Written task: Repeat the listing in full, preserving every character.

****************************************

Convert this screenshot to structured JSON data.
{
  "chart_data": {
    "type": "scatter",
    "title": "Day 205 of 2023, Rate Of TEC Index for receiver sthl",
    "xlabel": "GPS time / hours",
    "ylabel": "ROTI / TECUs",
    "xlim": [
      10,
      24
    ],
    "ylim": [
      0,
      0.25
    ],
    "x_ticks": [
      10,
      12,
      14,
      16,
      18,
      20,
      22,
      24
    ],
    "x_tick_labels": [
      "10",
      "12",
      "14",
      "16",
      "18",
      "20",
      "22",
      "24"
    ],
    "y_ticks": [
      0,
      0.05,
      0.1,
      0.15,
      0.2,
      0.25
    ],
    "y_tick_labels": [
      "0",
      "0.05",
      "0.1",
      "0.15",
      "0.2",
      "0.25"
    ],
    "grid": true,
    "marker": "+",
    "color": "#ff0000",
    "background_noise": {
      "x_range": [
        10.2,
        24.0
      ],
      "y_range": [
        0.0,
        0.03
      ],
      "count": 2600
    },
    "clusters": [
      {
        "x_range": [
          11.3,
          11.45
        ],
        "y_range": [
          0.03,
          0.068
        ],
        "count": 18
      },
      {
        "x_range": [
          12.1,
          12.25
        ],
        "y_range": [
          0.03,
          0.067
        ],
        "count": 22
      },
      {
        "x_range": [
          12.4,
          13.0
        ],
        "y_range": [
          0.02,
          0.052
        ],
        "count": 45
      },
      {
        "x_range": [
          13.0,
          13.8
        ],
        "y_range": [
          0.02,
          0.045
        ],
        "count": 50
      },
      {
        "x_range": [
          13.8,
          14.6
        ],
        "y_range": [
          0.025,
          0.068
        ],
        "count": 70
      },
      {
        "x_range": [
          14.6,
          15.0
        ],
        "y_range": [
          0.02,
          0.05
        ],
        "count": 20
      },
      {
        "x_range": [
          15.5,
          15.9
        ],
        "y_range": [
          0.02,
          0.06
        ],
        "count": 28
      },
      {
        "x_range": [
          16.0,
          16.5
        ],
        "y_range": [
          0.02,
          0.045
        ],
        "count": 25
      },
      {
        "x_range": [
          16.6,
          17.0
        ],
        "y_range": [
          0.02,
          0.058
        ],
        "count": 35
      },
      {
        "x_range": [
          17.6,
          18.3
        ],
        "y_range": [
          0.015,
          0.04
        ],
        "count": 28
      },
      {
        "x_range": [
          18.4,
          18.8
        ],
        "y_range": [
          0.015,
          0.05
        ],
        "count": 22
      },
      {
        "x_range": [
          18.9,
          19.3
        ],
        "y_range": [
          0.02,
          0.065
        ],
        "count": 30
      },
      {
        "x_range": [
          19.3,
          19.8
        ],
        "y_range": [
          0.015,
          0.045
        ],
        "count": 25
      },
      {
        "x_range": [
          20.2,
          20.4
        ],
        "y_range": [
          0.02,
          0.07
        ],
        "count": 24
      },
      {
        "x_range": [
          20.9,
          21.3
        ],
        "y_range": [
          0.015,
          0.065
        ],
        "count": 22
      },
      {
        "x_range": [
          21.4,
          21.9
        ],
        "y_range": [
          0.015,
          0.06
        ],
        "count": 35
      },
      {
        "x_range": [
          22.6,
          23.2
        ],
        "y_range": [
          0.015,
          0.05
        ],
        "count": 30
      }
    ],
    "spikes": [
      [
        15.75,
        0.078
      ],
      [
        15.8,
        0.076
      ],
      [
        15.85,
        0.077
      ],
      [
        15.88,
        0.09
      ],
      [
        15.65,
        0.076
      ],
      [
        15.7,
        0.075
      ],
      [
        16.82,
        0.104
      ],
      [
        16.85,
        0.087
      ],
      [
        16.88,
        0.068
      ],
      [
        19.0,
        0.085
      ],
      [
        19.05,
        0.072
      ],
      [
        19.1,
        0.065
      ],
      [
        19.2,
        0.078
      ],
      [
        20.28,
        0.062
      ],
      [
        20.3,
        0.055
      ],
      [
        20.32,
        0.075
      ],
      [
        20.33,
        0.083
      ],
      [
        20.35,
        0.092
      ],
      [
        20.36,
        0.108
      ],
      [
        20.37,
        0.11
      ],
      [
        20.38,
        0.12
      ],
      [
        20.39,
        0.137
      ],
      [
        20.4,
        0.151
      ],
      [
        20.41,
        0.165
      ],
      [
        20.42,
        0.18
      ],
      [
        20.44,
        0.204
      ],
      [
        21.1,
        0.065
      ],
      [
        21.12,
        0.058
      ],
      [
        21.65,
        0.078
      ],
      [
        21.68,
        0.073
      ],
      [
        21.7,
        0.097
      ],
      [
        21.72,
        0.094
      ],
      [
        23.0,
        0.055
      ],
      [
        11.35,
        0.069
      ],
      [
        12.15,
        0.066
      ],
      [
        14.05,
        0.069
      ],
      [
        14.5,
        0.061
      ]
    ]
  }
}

****************************************

Right answer:
Convert this screenshot to structured JSON data.
{
  "chart_data": {
    "type": "scatter",
    "title": "Day 205 of 2023, Rate Of TEC Index for receiver sthl",
    "xlabel": "GPS time / hours",
    "ylabel": "ROTI / TECUs",
    "xlim": [
      10,
      24
    ],
    "ylim": [
      0,
      0.25
    ],
    "x_ticks": [
      10,
      12,
      14,
      16,
      18,
      20,
      22,
      24
    ],
    "x_tick_labels": [
      "10",
      "12",
      "14",
      "16",
      "18",
      "20",
      "22",
      "24"
    ],
    "y_ticks": [
      0,
      0.05,
      0.1,
      0.15,
      0.2,
      0.25
    ],
    "y_tick_labels": [
      "0",
      "0.05",
      "0.1",
      "0.15",
      "0.2",
      "0.25"
    ],
    "grid": true,
    "marker": "+",
    "color": "#ff0000",
    "background_noise": {
      "x_range": [
        10.2,
        24.0
      ],
      "y_range": [
        0.0,
        0.03
      ],
      "count": 2600
    },
    "clusters": [
      {
        "x_range": [
          11.3,
          11.45
        ],
        "y_range": [
          0.03,
          0.068
        ],
        "count": 18
      },
      {
        "x_range": [
          12.1,
          12.25
        ],
        "y_range": [
          0.03,
          0.067
        ],
        "count": 22
      },
      {
        "x_range": [
          12.4,
          13.0
        ],
        "y_range": [
          0.02,
          0.052
        ],
        "count": 45
      },
      {
        "x_range": [
          13.0,
          13.8
        ],
        "y_range": [
          0.02,
          0.045
        ],
        "count": 50
      },
      {
        "x_range": [
          13.8,
          14.6
        ],
        "y_range": [
          0.025,
          0.068
        ],
        "count": 70
      },
      {
        "x_range": [
          14.6,
          15.0
        ],
        "y_range": [
          0.02,
          0.05
        ],
        "count": 20
      },
      {
        "x_range": [
          15.5,
          15.9
        ],
        "y_range": [
          0.02,
          0.06
        ],
        "count": 28
      },
      {
        "x_range": [
          16.0,
          16.5
        ],
        "y_range": [
          0.02,
          0.045
        ],
        "count": 25
      },
      {
        "x_range": [
          16.6,
          17.0
        ],
        "y_range": [
          0.02,
          0.058
        ],
        "count": 35
      },
      {
        "x_range": [
          17.6,
          18.3
        ],
        "y_range": [
          0.015,
          0.04
        ],
        "count": 28
      },
      {
        "x_range": [
          18.4,
          18.8
        ],
        "y_range": [
          0.015,
          0.05
        ],
        "count": 22
      },
      {
        "x_range": [
          18.9,
          19.3
        ],
        "y_range": [
          0.02,
          0.065
        ],
        "count": 30
      },
      {
        "x_range": [
          19.3,
          19.8
        ],
        "y_range": [
          0.015,
          0.045
        ],
        "count": 25
      },
      {
        "x_range": [
          20.2,
          20.4
        ],
        "y_range": [
          0.02,
          0.07
        ],
        "count": 24
      },
      {
        "x_range": [
          20.9,
          21.3
        ],
        "y_range": [
          0.015,
          0.065
        ],
        "count": 22
      },
      {
        "x_range": [
          21.4,
          21.9
        ],
        "y_range": [
          0.015,
          0.06
        ],
        "count": 35
      },
      {
        "x_range": [
          22.6,
          23.2
        ],
        "y_range": [
          0.015,
          0.05
        ],
        "count": 30
      }
    ],
    "spikes": [
      [
        15.75,
        0.078
      ],
      [
        15.8,
        0.076
      ],
      [
        15.85,
        0.077
      ],
      [
        15.88,
        0.09
      ],
      [
        15.65,
        0.076
      ],
      [
        15.7,
        0.075
      ],
      [
        16.82,
        0.104
      ],
      [
        16.85,
        0.087
      ],
      [
        16.88,
        0.068
      ],
      [
        19.0,
        0.085
      ],
      [
        19.05,
        0.072
      ],
      [
        19.1,
        0.065
      ],
      [
        19.2,
        0.078
      ],
      [
        20.28,
        0.062
      ],
      [
        20.3,
        0.055
      ],
      [
        20.32,
        0.075
      ],
      [
        20.33,
        0.083
      ],
      [
        20.35,
        0.092
      ],
      [
        20.36,
        0.108
      ],
      [
        20.37,
        0.11
      ],
      [
        20.38,
        0.12
      ],
      [
        20.39,
        0.137
      ],
      [
        20.4,
        0.151
      ],
      [
        20.41,
        0.165
      ],
      [
        20.42,
        0.18
      ],
      [
        20.44,
        0.204
      ],
      [
        21.1,
        0.065
      ],
      [
        21.12,
        0.058
      ],
      [
        21.65,
        0.078
      ],
      [
        21.68,
        0.073
      ],
      [
        21.7,
        0.097
      ],
      [
        21.72,
        0.094
      ],
      [
        23.0,
        0.055
      ],
      [
        11.35,
        0.069
      ],
      [
        12.15,
        0.066
      ],
      [
        14.05,
        0.069
      ],
      [
        14.5,
        0.061
      ]
    ]
  }
}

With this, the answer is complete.